## What to do
Which lines hold the word "Российской"? Copy each of them.

(Stored records)
▼
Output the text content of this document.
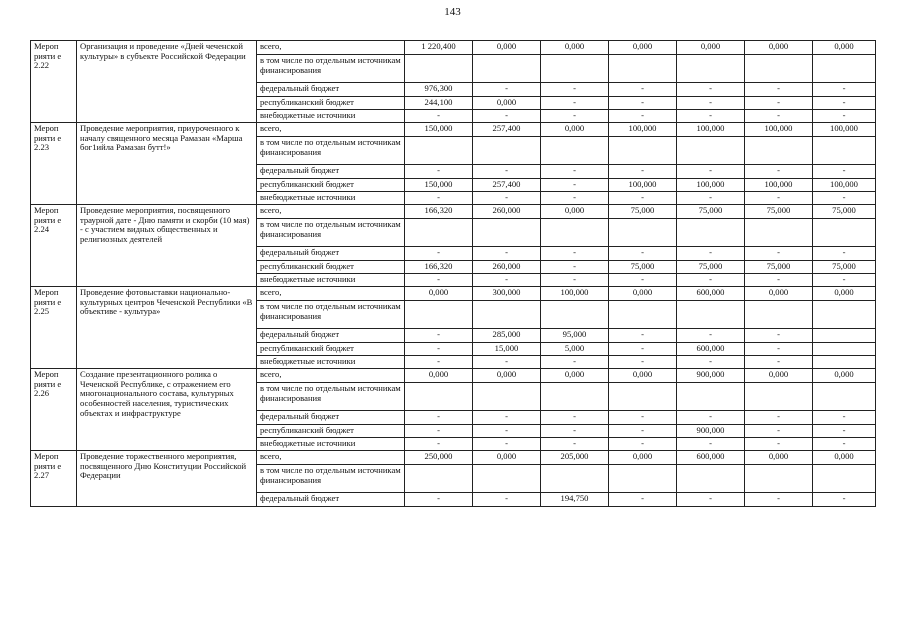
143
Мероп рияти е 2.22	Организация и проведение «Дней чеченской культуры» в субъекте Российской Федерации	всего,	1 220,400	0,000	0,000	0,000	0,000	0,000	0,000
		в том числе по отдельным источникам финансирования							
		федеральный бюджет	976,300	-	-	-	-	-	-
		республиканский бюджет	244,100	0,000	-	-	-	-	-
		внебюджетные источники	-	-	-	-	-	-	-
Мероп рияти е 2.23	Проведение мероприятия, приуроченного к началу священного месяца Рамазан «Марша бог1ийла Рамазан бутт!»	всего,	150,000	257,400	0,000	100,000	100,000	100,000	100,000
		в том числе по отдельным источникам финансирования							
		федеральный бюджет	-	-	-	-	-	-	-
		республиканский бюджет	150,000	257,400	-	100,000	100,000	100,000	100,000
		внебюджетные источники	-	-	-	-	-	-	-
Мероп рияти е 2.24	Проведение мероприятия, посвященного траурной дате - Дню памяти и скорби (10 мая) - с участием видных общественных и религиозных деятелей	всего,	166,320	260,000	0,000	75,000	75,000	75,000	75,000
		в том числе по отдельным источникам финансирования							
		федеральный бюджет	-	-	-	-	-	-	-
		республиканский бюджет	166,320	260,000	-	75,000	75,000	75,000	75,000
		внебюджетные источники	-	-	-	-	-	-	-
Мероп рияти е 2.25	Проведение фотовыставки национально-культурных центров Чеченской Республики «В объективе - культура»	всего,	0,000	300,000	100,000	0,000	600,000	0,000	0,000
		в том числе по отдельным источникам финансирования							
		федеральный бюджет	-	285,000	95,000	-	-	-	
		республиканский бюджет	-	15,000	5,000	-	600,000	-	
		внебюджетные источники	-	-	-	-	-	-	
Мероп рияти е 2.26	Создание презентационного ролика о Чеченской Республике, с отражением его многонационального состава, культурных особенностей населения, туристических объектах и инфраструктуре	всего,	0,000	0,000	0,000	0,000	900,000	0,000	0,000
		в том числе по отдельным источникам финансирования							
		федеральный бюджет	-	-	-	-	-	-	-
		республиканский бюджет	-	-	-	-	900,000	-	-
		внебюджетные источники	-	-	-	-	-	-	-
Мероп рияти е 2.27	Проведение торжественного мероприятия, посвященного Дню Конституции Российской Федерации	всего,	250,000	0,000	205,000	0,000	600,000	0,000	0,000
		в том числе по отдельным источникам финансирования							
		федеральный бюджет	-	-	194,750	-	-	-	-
▲
▼
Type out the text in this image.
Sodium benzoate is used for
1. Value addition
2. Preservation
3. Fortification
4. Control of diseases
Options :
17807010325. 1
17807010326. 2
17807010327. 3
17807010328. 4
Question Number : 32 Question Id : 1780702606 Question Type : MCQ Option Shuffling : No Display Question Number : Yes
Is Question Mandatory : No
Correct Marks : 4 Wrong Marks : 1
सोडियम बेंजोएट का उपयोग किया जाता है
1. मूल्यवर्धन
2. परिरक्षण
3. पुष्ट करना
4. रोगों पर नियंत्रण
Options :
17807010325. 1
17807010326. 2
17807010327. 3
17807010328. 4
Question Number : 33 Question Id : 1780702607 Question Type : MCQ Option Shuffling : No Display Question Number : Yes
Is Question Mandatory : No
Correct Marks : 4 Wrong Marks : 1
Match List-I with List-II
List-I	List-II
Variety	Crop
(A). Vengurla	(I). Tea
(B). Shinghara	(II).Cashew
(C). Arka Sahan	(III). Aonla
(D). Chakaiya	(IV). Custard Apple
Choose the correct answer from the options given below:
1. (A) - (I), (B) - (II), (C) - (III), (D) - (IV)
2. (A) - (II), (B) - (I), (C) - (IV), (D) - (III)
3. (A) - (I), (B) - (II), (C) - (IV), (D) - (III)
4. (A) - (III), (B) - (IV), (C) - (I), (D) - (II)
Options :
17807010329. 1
▲
## Problem solution
Мероп рияти е 2.22	Организация и проведение «Дней чеченской культуры» в субъекте Российской Федерации	всего,	1 220,400	0,000	0,000	0,000	0,000	0,000	0,000
Мероп рияти е 2.27	Проведение торжественного мероприятия, посвященного Дню Конституции Российской Федерации	всего,	250,000	0,000	205,000	0,000	600,000	0,000	0,000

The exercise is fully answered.